= Exercise brief =
Every line below that mentions the word "xlabel" should be copied out.

= Extracted material =
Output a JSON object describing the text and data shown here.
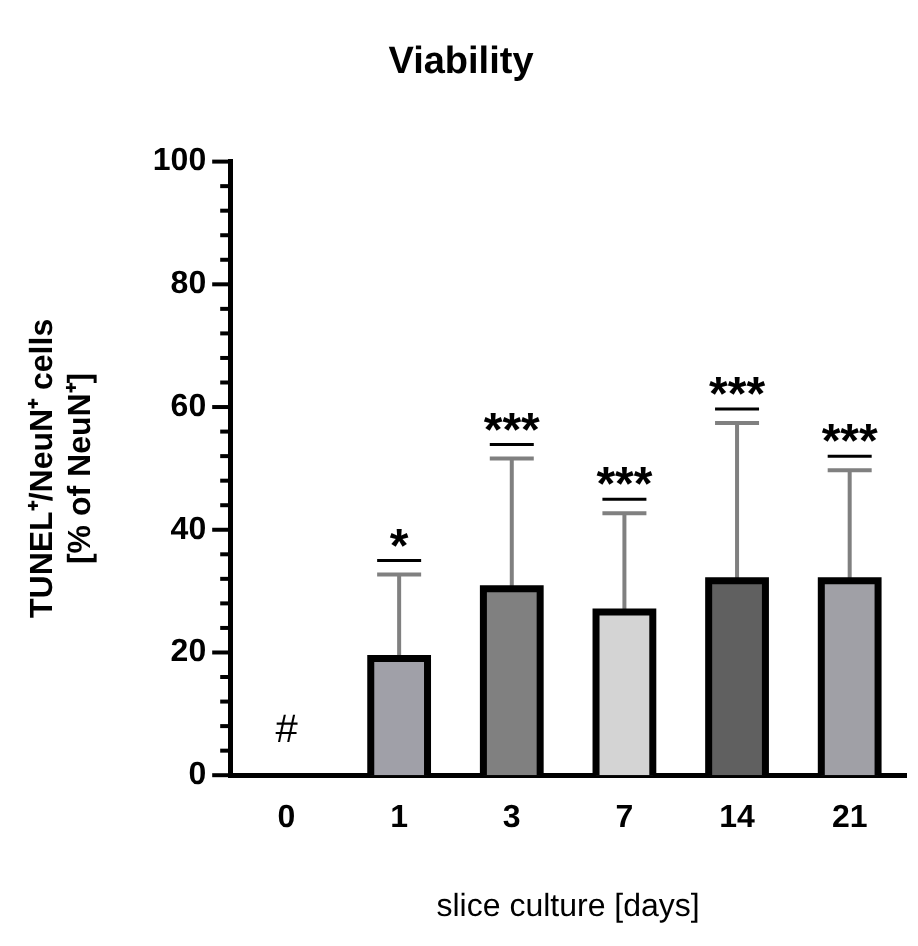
{
  "chart_data": {
    "type": "bar",
    "title": "Viability",
    "xlabel": "slice culture [days]",
    "ylabel": "TUNEL⁺/NeuN⁺ cells\n[% of NeuN⁺]",
    "categories": [
      "0",
      "1",
      "3",
      "7",
      "14",
      "21"
    ],
    "values": [
      0,
      19,
      30.4,
      26.6,
      31.7,
      31.7
    ],
    "colors": [
      "#a0a0a8",
      "#a0a0a8",
      "#808080",
      "#d4d4d4",
      "#606060",
      "#a0a0a6"
    ],
    "errors": [
      null,
      [
        19,
        32.7
      ],
      [
        30.4,
        51.6
      ],
      [
        26.6,
        42.7
      ],
      [
        31.7,
        57.4
      ],
      [
        31.7,
        49.7
      ]
    ],
    "ylim": [
      0,
      100
    ],
    "yticks": [
      0,
      {
        "value": 4,
        "label": null
      },
      {
        "value": 8,
        "label": null
      },
      {
        "value": 12,
        "label": null
      },
      {
        "value": 16,
        "label": null
      },
      20,
      {
        "value": 24,
        "label": null
      },
      {
        "value": 28,
        "label": null
      },
      {
        "value": 32,
        "label": null
      },
      {
        "value": 36,
        "label": null
      },
      40,
      {
        "value": 44,
        "label": null
      },
      {
        "value": 48,
        "label": null
      },
      {
        "value": 52,
        "label": null
      },
      {
        "value": 56,
        "label": null
      },
      60,
      {
        "value": 64,
        "label": null
      },
      {
        "value": 68,
        "label": null
      },
      {
        "value": 72,
        "label": null
      },
      {
        "value": 76,
        "label": null
      },
      80,
      {
        "value": 84,
        "label": null
      },
      {
        "value": 88,
        "label": null
      },
      {
        "value": 92,
        "label": null
      },
      {
        "value": 96,
        "label": null
      },
      100
    ],
    "grid": false,
    "legend": false,
    "annotations": [
      {
        "text": "#",
        "x": "0",
        "y": 0
      },
      {
        "text": "*",
        "x": "1",
        "y": 32.7
      },
      {
        "text": "***",
        "x": "3",
        "y": 51.6
      },
      {
        "text": "***",
        "x": "7",
        "y": 42.7
      },
      {
        "text": "***",
        "x": "14",
        "y": 57.4
      },
      {
        "text": "***",
        "x": "21",
        "y": 49.7
      }
    ]
  }
}
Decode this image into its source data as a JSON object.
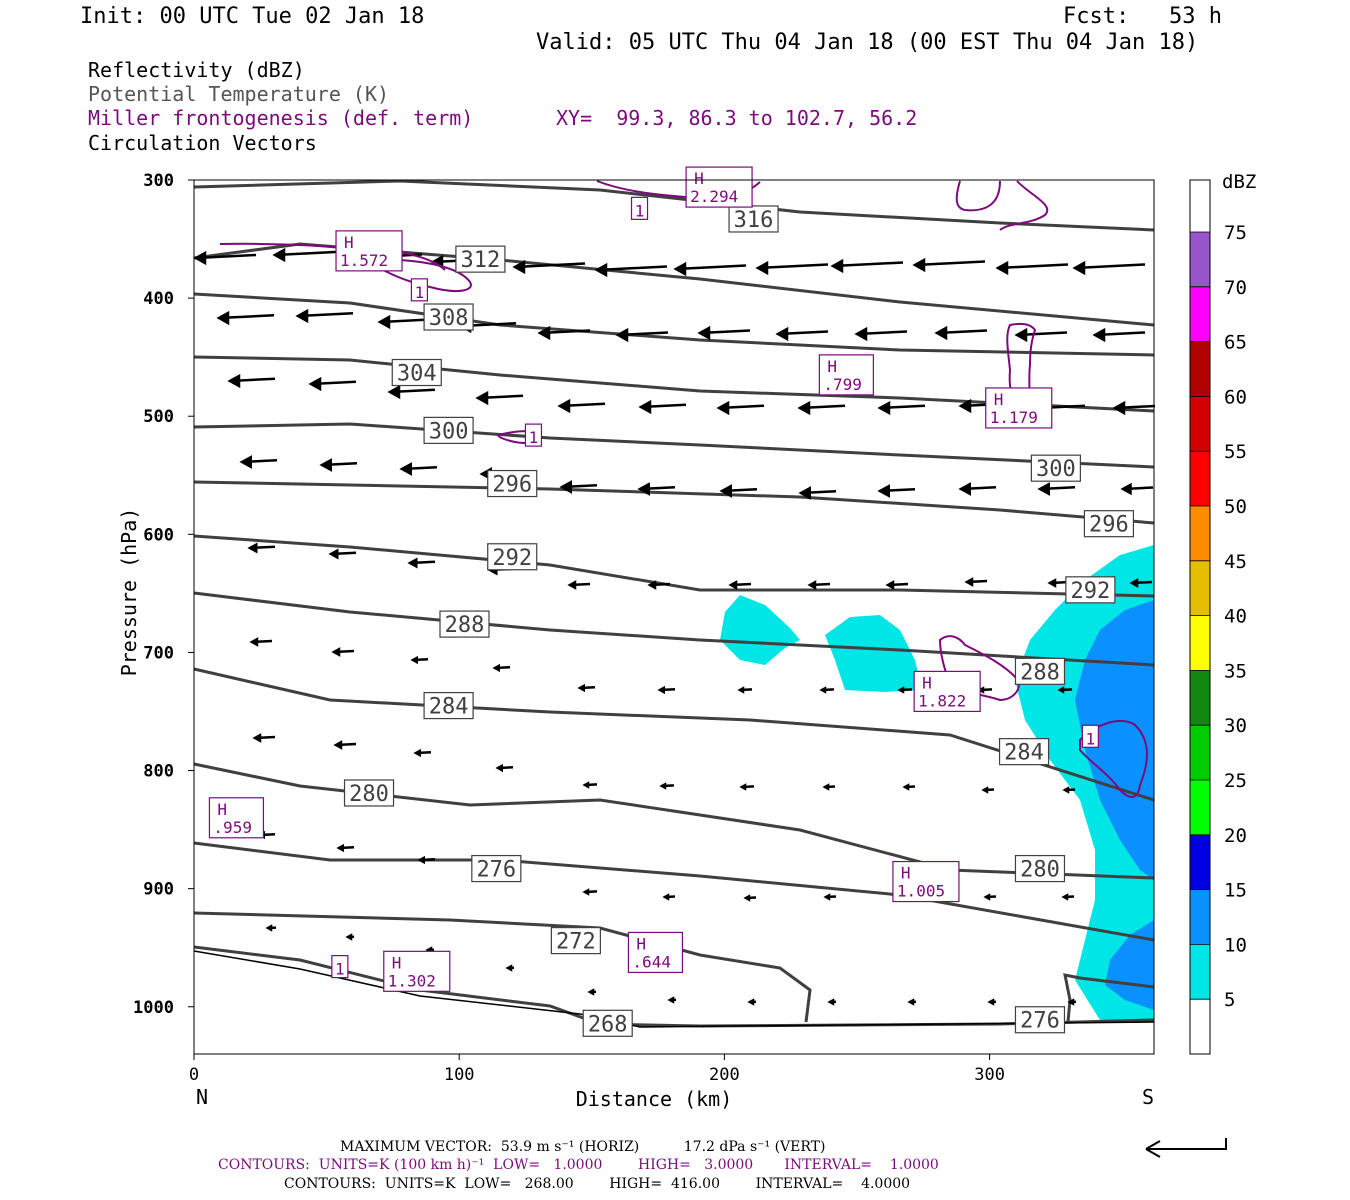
{
  "header": {
    "init": "Init: 00 UTC Tue 02 Jan 18",
    "fcst": "Fcst:   53 h",
    "valid": "Valid: 05 UTC Thu 04 Jan 18 (00 EST Thu 04 Jan 18)"
  },
  "legend": {
    "line1": "Reflectivity (dBZ)",
    "line2": "Potential Temperature (K)",
    "line3": "Miller frontogenesis (def. term)",
    "xy": "XY=  99.3, 86.3 to 102.7, 56.2",
    "line4": "Circulation Vectors"
  },
  "colors": {
    "theta": "#404040",
    "fronto": "#7d0a7d",
    "cyan": "#00e5e5",
    "blue": "#0a91ff"
  },
  "chart_data": {
    "type": "cross-section",
    "xlabel": "Distance (km)",
    "ylabel": "Pressure (hPa)",
    "xlim": [
      0,
      362
    ],
    "ylim": [
      300,
      1040
    ],
    "x_ticks": [
      0,
      100,
      200,
      300
    ],
    "y_ticks": [
      300,
      400,
      500,
      600,
      700,
      800,
      900,
      1000
    ],
    "x_end_labels": {
      "left": "N",
      "right": "S"
    },
    "colorbar": {
      "title": "dBZ",
      "levels": [
        5,
        10,
        15,
        20,
        25,
        30,
        35,
        40,
        45,
        50,
        55,
        60,
        65,
        70,
        75
      ],
      "colors": [
        "#ffffff",
        "#00e5e5",
        "#0a91ff",
        "#0000e0",
        "#00ff00",
        "#00cc00",
        "#118811",
        "#ffff00",
        "#e6be00",
        "#ff8c00",
        "#ff0000",
        "#d40000",
        "#b00000",
        "#ff00ff",
        "#9955cc",
        "#ffffff"
      ]
    },
    "theta_labels": [
      {
        "text": "316",
        "x": 211,
        "p": 333
      },
      {
        "text": "312",
        "x": 108,
        "p": 367
      },
      {
        "text": "308",
        "x": 96,
        "p": 416
      },
      {
        "text": "304",
        "x": 84,
        "p": 463
      },
      {
        "text": "300",
        "x": 96,
        "p": 512
      },
      {
        "text": "300",
        "x": 325,
        "p": 544
      },
      {
        "text": "296",
        "x": 120,
        "p": 557
      },
      {
        "text": "296",
        "x": 345,
        "p": 591
      },
      {
        "text": "292",
        "x": 120,
        "p": 619
      },
      {
        "text": "292",
        "x": 338,
        "p": 647
      },
      {
        "text": "288",
        "x": 102,
        "p": 676
      },
      {
        "text": "288",
        "x": 319,
        "p": 716
      },
      {
        "text": "284",
        "x": 96,
        "p": 745
      },
      {
        "text": "284",
        "x": 313,
        "p": 784
      },
      {
        "text": "280",
        "x": 66,
        "p": 819
      },
      {
        "text": "280",
        "x": 319,
        "p": 883
      },
      {
        "text": "276",
        "x": 114,
        "p": 883
      },
      {
        "text": "272",
        "x": 144,
        "p": 944
      },
      {
        "text": "268",
        "x": 156,
        "p": 1014
      },
      {
        "text": "276",
        "x": 319,
        "p": 1011
      }
    ],
    "fronto_labels": [
      {
        "h": "H",
        "v": "2.294",
        "x": 198,
        "p": 306
      },
      {
        "h": "H",
        "v": "1.572",
        "x": 66,
        "p": 360
      },
      {
        "h": "H",
        "v": ".799",
        "x": 246,
        "p": 465
      },
      {
        "h": "H",
        "v": "1.179",
        "x": 311,
        "p": 493
      },
      {
        "h": "H",
        "v": "1.822",
        "x": 284,
        "p": 733
      },
      {
        "h": "H",
        "v": ".959",
        "x": 16,
        "p": 840
      },
      {
        "h": "H",
        "v": "1.005",
        "x": 276,
        "p": 894
      },
      {
        "h": "H",
        "v": ".644",
        "x": 174,
        "p": 954
      },
      {
        "h": "H",
        "v": "1.302",
        "x": 84,
        "p": 970
      }
    ],
    "fronto_ones": [
      {
        "text": "1",
        "x": 168,
        "p": 324
      },
      {
        "text": "1",
        "x": 85,
        "p": 393
      },
      {
        "text": "1",
        "x": 128,
        "p": 516
      },
      {
        "text": "1",
        "x": 338,
        "p": 771
      },
      {
        "text": "1",
        "x": 55,
        "p": 966
      }
    ]
  },
  "footer": {
    "line1": "MAXIMUM VECTOR:  53.9 m s⁻¹ (HORIZ)          17.2 dPa s⁻¹ (VERT)",
    "line2": "CONTOURS:  UNITS=K (100 km h)⁻¹  LOW=   1.0000        HIGH=   3.0000       INTERVAL=    1.0000",
    "line3": "CONTOURS:  UNITS=K  LOW=   268.00        HIGH=  416.00        INTERVAL=    4.0000"
  }
}
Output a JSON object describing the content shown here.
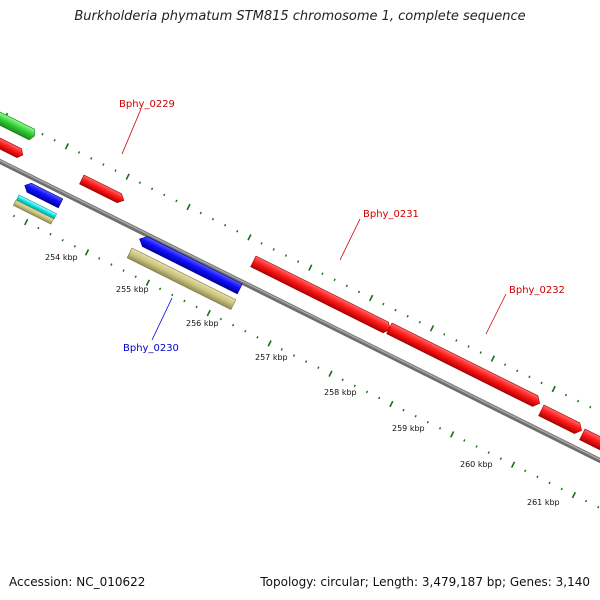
{
  "title": "Burkholderia phymatum STM815 chromosome 1, complete sequence",
  "footer": {
    "accession": "Accession: NC_010622",
    "summary": "Topology: circular; Length: 3,479,187 bp; Genes: 3,140"
  },
  "colors": {
    "forward_gene": "#ff0000",
    "reverse_gene": "#0000ff",
    "rrna": "#00e5e5",
    "misc_feature": "#c9c27e",
    "tick": "#1a6b1a",
    "backbone": "#888888",
    "green_gene": "#33cc33"
  },
  "tick_labels": [
    "254 kbp",
    "255 kbp",
    "256 kbp",
    "257 kbp",
    "258 kbp",
    "259 kbp",
    "260 kbp",
    "261 kbp"
  ],
  "gene_labels": {
    "bphy_0229": "Bphy_0229",
    "bphy_0230": "Bphy_0230",
    "bphy_0231": "Bphy_0231",
    "bphy_0232": "Bphy_0232"
  }
}
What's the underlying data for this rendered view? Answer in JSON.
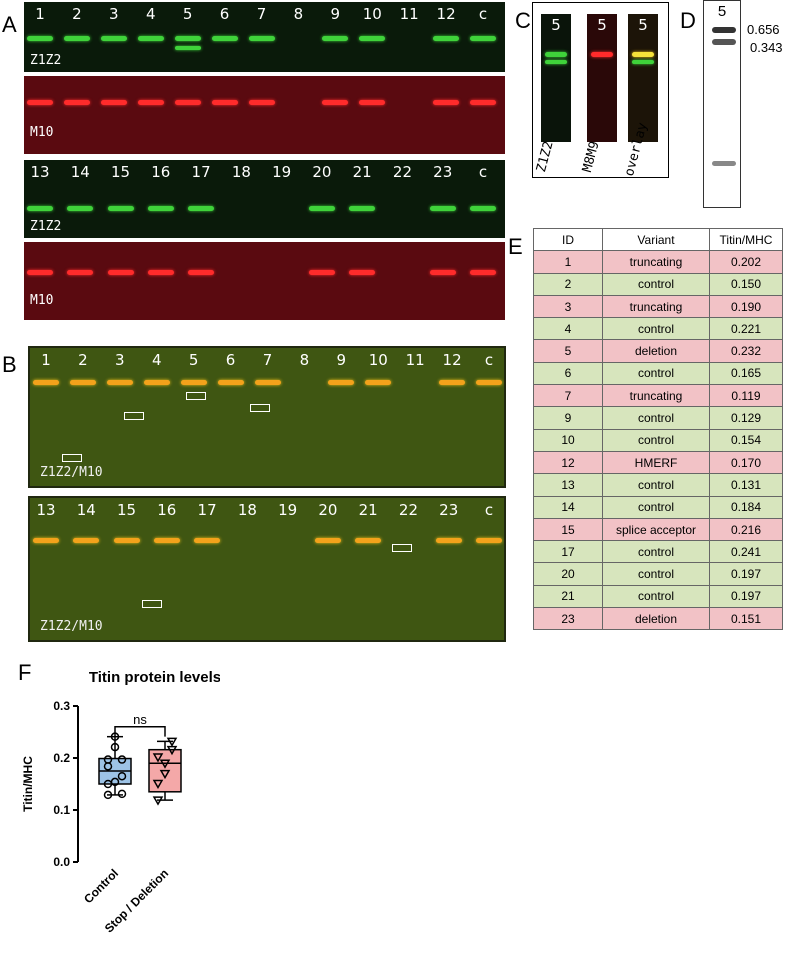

= Problem solution =
    "xlabel": "slice culture [days]",
    "xlabel": "Distance (km)",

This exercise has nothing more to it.